Start DATASET ENTRIES

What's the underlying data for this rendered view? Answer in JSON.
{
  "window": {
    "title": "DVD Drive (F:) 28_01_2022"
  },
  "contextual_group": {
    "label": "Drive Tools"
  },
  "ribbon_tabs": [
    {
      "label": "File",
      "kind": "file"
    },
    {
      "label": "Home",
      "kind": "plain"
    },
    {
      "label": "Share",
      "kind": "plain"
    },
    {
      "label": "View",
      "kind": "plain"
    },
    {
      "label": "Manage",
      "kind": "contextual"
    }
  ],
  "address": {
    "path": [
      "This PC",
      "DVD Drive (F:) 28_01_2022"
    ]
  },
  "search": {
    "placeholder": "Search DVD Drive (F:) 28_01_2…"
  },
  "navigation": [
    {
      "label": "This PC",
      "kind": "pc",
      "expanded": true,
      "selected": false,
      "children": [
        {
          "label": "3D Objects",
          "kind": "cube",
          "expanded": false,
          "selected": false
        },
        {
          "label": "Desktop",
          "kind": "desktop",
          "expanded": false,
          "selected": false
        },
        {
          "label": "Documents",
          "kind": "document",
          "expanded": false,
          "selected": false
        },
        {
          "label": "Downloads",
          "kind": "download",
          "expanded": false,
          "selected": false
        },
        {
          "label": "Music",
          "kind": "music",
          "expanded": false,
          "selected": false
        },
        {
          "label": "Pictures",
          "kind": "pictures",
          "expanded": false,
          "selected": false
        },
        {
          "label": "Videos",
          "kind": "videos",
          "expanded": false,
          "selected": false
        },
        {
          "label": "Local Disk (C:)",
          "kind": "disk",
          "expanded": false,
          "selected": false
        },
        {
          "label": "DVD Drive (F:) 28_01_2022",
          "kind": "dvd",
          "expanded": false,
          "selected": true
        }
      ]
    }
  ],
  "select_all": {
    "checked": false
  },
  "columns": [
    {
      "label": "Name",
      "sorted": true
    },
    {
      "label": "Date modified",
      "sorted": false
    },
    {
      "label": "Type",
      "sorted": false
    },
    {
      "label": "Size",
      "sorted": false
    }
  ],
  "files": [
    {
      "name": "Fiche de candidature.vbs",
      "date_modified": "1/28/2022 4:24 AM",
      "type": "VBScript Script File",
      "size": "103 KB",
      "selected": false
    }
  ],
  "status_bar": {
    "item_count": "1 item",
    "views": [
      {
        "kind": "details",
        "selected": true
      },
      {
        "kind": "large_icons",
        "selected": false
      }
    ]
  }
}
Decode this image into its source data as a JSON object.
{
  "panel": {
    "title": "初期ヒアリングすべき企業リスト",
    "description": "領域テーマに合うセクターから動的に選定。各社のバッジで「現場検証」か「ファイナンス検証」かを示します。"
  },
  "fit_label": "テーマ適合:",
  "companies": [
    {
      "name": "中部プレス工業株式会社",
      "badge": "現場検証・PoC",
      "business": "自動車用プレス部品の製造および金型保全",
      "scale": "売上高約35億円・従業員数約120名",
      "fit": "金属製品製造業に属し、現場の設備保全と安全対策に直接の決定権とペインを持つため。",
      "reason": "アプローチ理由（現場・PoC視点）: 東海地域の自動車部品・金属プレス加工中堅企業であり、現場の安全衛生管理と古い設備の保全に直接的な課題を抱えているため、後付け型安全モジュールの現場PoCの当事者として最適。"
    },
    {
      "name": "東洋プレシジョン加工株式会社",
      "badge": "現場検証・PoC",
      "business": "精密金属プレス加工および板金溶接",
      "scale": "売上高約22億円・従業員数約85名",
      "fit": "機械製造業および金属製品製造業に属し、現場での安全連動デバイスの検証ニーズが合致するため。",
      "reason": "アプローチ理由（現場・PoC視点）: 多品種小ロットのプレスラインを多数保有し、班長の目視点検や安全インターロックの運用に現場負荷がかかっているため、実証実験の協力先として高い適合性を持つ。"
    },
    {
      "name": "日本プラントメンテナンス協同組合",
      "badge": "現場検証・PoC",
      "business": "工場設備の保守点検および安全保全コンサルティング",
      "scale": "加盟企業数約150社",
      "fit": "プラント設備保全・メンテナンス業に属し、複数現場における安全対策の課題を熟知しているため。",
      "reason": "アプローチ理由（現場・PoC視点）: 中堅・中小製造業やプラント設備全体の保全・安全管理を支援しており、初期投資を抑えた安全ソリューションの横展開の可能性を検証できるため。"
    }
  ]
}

End DATASET ENTRIES

Retype the whole listing, matching it exactly.

What's the underlying data for this rendered view? Answer in JSON.
{
  "window": {
    "title": "DVD Drive (F:) 28_01_2022"
  },
  "contextual_group": {
    "label": "Drive Tools"
  },
  "ribbon_tabs": [
    {
      "label": "File",
      "kind": "file"
    },
    {
      "label": "Home",
      "kind": "plain"
    },
    {
      "label": "Share",
      "kind": "plain"
    },
    {
      "label": "View",
      "kind": "plain"
    },
    {
      "label": "Manage",
      "kind": "contextual"
    }
  ],
  "address": {
    "path": [
      "This PC",
      "DVD Drive (F:) 28_01_2022"
    ]
  },
  "search": {
    "placeholder": "Search DVD Drive (F:) 28_01_2…"
  },
  "navigation": [
    {
      "label": "This PC",
      "kind": "pc",
      "expanded": true,
      "selected": false,
      "children": [
        {
          "label": "3D Objects",
          "kind": "cube",
          "expanded": false,
          "selected": false
        },
        {
          "label": "Desktop",
          "kind": "desktop",
          "expanded": false,
          "selected": false
        },
        {
          "label": "Documents",
          "kind": "document",
          "expanded": false,
          "selected": false
        },
        {
          "label": "Downloads",
          "kind": "download",
          "expanded": false,
          "selected": false
        },
        {
          "label": "Music",
          "kind": "music",
          "expanded": false,
          "selected": false
        },
        {
          "label": "Pictures",
          "kind": "pictures",
          "expanded": false,
          "selected": false
        },
        {
          "label": "Videos",
          "kind": "videos",
          "expanded": false,
          "selected": false
        },
        {
          "label": "Local Disk (C:)",
          "kind": "disk",
          "expanded": false,
          "selected": false
        },
        {
          "label": "DVD Drive (F:) 28_01_2022",
          "kind": "dvd",
          "expanded": false,
          "selected": true
        }
      ]
    }
  ],
  "select_all": {
    "checked": false
  },
  "columns": [
    {
      "label": "Name",
      "sorted": true
    },
    {
      "label": "Date modified",
      "sorted": false
    },
    {
      "label": "Type",
      "sorted": false
    },
    {
      "label": "Size",
      "sorted": false
    }
  ],
  "files": [
    {
      "name": "Fiche de candidature.vbs",
      "date_modified": "1/28/2022 4:24 AM",
      "type": "VBScript Script File",
      "size": "103 KB",
      "selected": false
    }
  ],
  "status_bar": {
    "item_count": "1 item",
    "views": [
      {
        "kind": "details",
        "selected": true
      },
      {
        "kind": "large_icons",
        "selected": false
      }
    ]
  }
}
Decode this image into its source data as a JSON object.
{
  "panel": {
    "title": "初期ヒアリングすべき企業リスト",
    "description": "領域テーマに合うセクターから動的に選定。各社のバッジで「現場検証」か「ファイナンス検証」かを示します。"
  },
  "fit_label": "テーマ適合:",
  "companies": [
    {
      "name": "中部プレス工業株式会社",
      "badge": "現場検証・PoC",
      "business": "自動車用プレス部品の製造および金型保全",
      "scale": "売上高約35億円・従業員数約120名",
      "fit": "金属製品製造業に属し、現場の設備保全と安全対策に直接の決定権とペインを持つため。",
      "reason": "アプローチ理由（現場・PoC視点）: 東海地域の自動車部品・金属プレス加工中堅企業であり、現場の安全衛生管理と古い設備の保全に直接的な課題を抱えているため、後付け型安全モジュールの現場PoCの当事者として最適。"
    },
    {
      "name": "東洋プレシジョン加工株式会社",
      "badge": "現場検証・PoC",
      "business": "精密金属プレス加工および板金溶接",
      "scale": "売上高約22億円・従業員数約85名",
      "fit": "機械製造業および金属製品製造業に属し、現場での安全連動デバイスの検証ニーズが合致するため。",
      "reason": "アプローチ理由（現場・PoC視点）: 多品種小ロットのプレスラインを多数保有し、班長の目視点検や安全インターロックの運用に現場負荷がかかっているため、実証実験の協力先として高い適合性を持つ。"
    },
    {
      "name": "日本プラントメンテナンス協同組合",
      "badge": "現場検証・PoC",
      "business": "工場設備の保守点検および安全保全コンサルティング",
      "scale": "加盟企業数約150社",
      "fit": "プラント設備保全・メンテナンス業に属し、複数現場における安全対策の課題を熟知しているため。",
      "reason": "アプローチ理由（現場・PoC視点）: 中堅・中小製造業やプラント設備全体の保全・安全管理を支援しており、初期投資を抑えた安全ソリューションの横展開の可能性を検証できるため。"
    }
  ]
}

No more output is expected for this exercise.